▶ [Exercise task] From the material below, list every line containing "numbers".

▶ [Given data]

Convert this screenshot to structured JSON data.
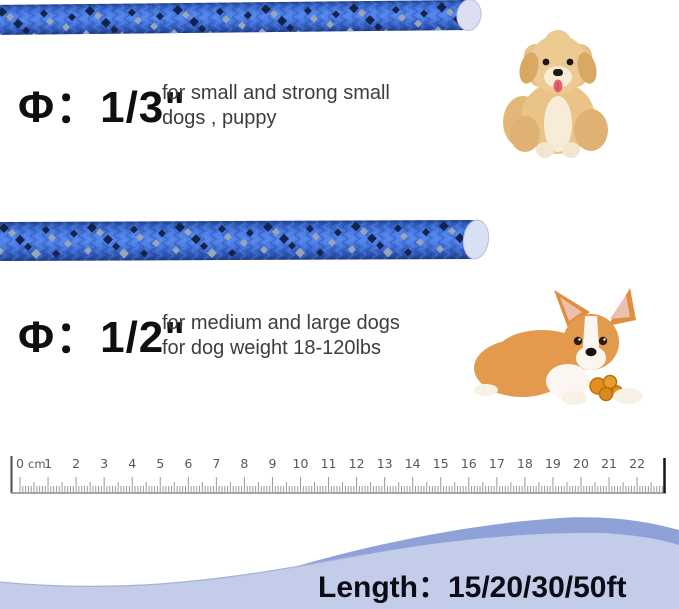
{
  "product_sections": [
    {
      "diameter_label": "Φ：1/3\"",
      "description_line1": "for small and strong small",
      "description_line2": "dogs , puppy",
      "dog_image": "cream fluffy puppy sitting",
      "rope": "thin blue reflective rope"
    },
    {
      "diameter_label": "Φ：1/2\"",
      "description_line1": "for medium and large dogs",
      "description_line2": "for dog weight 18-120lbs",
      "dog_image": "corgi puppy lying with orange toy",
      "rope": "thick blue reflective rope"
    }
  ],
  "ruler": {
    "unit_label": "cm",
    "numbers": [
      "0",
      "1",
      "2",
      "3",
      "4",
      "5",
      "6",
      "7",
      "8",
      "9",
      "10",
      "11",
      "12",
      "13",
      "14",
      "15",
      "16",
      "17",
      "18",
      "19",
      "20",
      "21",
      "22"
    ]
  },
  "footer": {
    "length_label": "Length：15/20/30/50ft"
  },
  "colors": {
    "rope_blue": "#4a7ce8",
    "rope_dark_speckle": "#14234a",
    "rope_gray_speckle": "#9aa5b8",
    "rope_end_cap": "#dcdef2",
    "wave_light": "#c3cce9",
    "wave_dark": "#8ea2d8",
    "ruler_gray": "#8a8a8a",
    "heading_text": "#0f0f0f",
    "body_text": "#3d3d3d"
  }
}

...

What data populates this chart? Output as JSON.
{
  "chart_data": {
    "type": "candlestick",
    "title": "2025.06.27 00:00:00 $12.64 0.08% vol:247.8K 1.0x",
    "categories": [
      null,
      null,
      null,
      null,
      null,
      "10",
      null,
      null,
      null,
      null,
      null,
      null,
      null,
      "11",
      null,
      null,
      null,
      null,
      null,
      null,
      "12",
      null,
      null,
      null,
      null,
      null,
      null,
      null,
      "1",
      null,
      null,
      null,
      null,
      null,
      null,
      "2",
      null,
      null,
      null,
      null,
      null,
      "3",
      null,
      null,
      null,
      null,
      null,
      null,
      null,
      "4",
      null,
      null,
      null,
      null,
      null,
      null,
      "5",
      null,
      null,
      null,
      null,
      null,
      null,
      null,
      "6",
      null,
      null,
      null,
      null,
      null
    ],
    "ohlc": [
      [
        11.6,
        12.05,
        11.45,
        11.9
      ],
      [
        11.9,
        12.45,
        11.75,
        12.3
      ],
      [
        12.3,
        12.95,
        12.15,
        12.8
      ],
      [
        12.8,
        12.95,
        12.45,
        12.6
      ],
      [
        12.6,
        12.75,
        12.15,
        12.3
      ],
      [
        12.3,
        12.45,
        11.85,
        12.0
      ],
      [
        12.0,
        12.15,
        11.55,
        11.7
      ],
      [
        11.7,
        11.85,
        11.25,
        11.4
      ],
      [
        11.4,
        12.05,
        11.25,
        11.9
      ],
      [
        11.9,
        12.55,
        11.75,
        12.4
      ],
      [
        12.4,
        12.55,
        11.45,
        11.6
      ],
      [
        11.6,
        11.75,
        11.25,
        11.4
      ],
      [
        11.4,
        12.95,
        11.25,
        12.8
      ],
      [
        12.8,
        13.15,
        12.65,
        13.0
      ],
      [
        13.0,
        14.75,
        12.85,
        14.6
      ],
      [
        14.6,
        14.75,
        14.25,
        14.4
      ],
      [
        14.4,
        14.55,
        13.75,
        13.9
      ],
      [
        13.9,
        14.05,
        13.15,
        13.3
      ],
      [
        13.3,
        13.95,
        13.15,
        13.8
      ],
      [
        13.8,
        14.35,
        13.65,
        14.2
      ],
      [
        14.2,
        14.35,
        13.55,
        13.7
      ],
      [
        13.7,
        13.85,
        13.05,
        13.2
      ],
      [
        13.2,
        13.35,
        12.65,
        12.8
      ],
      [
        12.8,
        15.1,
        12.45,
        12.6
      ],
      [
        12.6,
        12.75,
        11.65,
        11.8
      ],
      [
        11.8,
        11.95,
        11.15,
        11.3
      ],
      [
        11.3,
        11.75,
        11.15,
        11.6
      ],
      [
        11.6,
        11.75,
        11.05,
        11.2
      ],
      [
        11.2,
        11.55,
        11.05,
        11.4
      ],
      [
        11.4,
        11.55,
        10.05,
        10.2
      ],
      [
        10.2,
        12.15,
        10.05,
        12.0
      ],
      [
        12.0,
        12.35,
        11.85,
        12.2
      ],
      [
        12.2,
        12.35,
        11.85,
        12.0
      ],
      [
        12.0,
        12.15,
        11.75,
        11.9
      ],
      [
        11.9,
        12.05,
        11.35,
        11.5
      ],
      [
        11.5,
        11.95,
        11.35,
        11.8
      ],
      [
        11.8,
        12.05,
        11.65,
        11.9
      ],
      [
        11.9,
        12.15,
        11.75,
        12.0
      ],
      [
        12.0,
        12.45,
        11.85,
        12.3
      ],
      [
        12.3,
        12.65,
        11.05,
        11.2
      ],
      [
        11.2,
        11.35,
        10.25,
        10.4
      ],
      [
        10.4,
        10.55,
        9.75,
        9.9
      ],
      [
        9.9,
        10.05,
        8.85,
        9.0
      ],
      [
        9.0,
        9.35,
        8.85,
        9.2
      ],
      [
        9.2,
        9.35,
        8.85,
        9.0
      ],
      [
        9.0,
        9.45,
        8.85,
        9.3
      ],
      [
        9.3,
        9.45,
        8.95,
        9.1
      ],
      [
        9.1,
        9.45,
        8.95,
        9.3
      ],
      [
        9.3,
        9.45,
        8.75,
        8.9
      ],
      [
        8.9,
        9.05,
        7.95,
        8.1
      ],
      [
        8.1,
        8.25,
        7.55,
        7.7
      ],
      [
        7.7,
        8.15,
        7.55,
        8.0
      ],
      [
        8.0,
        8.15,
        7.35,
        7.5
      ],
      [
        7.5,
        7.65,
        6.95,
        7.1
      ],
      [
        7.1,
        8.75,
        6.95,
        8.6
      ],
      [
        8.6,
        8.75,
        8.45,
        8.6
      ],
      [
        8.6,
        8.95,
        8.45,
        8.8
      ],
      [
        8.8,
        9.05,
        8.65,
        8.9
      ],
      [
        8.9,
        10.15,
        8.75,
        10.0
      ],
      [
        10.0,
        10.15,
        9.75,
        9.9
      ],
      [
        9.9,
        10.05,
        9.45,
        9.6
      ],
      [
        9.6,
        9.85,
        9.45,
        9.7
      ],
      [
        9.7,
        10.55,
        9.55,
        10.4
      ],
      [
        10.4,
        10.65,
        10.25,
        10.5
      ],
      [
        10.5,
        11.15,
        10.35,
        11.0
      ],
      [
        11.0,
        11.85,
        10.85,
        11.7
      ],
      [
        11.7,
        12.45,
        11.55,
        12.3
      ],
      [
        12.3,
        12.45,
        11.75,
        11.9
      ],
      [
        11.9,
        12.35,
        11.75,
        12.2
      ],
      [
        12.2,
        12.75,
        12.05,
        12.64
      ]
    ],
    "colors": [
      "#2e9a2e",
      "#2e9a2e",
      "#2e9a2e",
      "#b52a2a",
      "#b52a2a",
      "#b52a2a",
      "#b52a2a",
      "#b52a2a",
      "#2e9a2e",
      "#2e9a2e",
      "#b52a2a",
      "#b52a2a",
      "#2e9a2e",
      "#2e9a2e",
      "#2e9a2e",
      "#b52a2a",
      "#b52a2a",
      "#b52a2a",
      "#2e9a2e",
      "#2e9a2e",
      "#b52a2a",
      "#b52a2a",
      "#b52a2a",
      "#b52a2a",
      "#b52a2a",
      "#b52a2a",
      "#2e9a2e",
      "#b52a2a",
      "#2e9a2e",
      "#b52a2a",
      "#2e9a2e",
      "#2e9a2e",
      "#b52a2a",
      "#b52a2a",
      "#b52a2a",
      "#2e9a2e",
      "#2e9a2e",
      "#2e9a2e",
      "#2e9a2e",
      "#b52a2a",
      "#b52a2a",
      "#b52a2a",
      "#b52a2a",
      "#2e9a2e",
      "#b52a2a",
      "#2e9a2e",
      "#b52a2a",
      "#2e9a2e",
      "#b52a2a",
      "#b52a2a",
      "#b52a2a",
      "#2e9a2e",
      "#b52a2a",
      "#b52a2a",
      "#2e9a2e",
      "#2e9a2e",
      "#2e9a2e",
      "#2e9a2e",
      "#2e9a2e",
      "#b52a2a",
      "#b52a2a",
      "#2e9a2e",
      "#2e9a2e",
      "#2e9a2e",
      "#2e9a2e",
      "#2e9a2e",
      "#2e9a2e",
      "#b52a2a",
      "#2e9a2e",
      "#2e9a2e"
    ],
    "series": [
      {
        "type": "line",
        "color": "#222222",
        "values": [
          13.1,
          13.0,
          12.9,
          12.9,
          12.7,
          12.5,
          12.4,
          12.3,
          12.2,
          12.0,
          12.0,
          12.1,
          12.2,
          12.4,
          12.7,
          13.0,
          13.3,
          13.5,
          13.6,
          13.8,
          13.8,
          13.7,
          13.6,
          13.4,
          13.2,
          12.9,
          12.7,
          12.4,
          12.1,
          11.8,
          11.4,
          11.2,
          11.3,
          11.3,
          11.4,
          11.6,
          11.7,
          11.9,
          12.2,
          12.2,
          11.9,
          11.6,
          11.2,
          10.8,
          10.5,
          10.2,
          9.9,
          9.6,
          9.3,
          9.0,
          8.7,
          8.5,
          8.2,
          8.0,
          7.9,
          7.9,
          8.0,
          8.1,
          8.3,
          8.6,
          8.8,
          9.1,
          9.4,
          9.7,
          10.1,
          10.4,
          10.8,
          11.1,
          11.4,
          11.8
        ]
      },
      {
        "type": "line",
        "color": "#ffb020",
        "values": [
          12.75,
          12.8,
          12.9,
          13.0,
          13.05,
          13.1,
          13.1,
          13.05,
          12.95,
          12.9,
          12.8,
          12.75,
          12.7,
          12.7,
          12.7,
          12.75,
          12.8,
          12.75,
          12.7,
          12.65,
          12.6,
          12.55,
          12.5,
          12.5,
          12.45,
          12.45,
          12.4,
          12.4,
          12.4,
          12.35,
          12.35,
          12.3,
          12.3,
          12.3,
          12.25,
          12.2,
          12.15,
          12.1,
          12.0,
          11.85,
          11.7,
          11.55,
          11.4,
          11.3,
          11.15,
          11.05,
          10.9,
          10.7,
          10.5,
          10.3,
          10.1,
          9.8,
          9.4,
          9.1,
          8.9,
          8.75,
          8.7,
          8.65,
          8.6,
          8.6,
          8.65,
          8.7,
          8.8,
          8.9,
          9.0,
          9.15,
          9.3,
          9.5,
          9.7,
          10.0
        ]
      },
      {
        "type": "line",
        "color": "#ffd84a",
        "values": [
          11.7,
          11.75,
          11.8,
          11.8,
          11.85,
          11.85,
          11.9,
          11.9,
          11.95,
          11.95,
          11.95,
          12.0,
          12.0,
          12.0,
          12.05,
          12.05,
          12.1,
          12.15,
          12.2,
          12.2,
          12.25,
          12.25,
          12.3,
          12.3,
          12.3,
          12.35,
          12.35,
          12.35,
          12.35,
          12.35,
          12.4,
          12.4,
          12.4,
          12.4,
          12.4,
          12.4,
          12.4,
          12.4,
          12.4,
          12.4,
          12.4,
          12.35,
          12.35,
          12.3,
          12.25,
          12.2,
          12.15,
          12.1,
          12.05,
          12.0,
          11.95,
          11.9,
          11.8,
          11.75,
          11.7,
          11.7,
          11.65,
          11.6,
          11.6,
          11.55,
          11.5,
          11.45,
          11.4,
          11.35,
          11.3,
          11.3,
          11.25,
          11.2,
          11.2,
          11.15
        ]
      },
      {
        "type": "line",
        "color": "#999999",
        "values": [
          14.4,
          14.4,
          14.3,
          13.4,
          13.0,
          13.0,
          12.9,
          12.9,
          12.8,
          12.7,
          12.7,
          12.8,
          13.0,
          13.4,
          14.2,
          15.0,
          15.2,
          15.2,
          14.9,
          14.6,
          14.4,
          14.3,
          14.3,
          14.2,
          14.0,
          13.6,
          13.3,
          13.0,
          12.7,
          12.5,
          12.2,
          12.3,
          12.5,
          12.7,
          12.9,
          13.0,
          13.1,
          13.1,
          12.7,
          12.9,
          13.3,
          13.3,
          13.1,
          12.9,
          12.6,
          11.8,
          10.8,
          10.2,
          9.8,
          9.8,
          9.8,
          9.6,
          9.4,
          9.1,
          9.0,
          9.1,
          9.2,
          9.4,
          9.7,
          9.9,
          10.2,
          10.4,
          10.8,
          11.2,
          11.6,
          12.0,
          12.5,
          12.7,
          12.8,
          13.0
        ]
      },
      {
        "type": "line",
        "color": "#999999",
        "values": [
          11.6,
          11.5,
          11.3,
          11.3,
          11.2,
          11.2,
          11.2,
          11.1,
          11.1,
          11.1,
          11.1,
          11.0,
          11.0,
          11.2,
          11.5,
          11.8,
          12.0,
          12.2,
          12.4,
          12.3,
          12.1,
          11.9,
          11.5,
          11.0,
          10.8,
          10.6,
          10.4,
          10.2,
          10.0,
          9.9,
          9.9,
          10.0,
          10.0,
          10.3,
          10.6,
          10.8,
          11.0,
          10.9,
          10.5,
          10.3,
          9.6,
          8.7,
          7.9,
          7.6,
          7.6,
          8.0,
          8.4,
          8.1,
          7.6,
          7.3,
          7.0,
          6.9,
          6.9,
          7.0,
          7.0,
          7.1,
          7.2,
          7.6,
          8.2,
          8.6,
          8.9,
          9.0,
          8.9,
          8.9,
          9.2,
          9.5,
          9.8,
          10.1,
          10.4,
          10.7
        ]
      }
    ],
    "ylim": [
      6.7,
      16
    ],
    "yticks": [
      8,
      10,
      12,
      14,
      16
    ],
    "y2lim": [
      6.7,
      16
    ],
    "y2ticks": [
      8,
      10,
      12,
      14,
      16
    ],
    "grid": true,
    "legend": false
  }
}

--

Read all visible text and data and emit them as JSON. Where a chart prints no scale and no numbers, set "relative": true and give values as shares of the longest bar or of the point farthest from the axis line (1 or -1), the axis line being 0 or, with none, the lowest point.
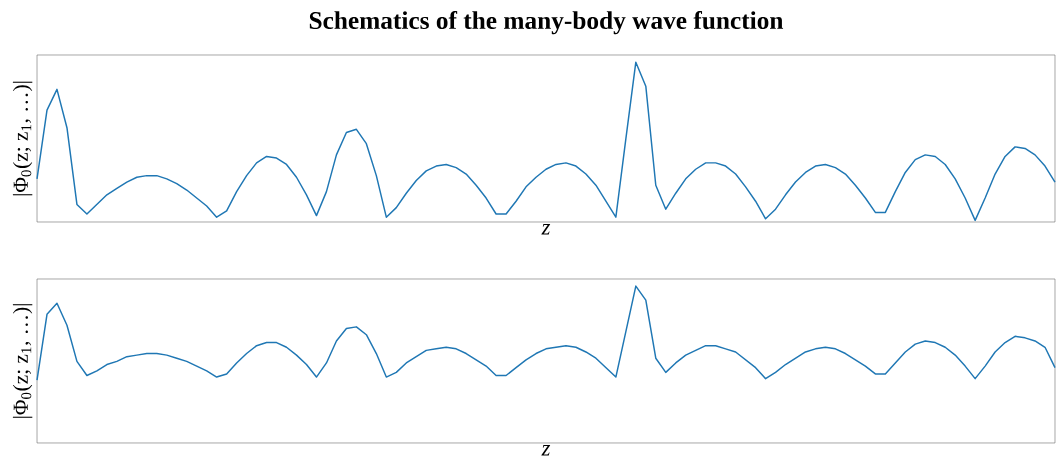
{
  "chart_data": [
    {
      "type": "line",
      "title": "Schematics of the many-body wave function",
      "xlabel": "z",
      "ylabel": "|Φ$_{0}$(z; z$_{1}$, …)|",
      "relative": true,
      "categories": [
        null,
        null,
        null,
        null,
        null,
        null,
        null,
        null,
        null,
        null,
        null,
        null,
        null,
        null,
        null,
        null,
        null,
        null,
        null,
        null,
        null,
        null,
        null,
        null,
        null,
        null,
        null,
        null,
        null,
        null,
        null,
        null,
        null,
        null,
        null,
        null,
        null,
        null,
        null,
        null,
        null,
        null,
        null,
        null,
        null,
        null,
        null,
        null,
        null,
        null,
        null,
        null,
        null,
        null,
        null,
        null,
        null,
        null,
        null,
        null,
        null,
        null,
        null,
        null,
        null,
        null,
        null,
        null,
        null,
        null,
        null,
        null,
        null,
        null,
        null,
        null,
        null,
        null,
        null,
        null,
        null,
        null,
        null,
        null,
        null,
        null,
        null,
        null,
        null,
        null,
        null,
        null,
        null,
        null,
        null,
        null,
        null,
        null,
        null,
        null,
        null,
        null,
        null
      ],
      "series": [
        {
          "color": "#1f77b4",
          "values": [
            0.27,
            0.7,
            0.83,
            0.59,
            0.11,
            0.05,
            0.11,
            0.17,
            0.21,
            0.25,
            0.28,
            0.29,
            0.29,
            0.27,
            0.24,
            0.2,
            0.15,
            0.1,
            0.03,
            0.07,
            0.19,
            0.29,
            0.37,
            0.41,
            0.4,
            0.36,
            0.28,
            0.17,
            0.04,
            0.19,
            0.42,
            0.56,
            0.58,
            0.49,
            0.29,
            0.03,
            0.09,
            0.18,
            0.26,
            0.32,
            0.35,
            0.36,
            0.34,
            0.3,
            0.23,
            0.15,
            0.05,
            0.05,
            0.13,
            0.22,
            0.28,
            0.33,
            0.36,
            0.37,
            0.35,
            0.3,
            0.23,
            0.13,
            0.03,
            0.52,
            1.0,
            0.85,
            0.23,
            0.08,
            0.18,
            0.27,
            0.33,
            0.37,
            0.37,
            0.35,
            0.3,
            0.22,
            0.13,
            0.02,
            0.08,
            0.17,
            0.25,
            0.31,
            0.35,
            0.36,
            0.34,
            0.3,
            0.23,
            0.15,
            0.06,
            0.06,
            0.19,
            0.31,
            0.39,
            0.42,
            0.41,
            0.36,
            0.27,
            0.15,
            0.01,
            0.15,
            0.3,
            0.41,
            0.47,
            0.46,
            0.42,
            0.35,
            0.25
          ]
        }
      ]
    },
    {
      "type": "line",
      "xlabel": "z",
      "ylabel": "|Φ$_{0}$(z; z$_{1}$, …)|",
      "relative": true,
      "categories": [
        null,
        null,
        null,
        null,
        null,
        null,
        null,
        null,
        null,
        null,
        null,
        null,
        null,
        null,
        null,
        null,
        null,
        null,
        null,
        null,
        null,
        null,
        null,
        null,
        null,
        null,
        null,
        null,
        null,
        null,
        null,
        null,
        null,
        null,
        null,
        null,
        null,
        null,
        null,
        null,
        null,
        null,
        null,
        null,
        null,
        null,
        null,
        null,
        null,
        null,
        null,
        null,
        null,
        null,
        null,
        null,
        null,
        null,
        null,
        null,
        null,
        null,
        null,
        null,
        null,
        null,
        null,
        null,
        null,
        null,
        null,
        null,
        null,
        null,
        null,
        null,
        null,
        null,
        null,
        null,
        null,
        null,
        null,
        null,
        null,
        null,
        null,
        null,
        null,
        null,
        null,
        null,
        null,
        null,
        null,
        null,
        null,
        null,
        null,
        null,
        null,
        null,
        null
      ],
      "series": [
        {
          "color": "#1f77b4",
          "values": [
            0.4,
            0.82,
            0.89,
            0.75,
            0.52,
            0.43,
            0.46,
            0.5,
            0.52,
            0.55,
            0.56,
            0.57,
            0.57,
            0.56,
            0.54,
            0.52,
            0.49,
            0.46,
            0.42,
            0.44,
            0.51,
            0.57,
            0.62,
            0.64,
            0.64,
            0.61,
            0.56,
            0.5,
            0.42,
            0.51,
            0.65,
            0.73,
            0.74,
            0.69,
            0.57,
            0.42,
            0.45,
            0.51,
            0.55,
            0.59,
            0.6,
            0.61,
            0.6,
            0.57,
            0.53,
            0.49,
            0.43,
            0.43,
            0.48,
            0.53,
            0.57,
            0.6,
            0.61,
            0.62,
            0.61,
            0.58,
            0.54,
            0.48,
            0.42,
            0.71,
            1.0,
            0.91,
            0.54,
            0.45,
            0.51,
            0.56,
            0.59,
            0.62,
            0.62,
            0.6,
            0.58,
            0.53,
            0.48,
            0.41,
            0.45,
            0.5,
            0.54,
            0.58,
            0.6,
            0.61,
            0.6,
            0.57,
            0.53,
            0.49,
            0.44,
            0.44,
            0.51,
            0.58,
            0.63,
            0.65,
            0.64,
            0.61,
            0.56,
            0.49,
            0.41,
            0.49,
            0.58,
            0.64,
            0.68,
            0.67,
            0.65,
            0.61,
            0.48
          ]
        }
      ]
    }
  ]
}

▶ [Answer in full]
    "numbers": [
Read all visible text and data and emit them as JSON. Where a chart prints no scale and no numbers, set "relative": true and give values as shares of the longest bar or of the point farthest from the axis line (1 or -1), the axis line being 0 or, with none, the lowest point.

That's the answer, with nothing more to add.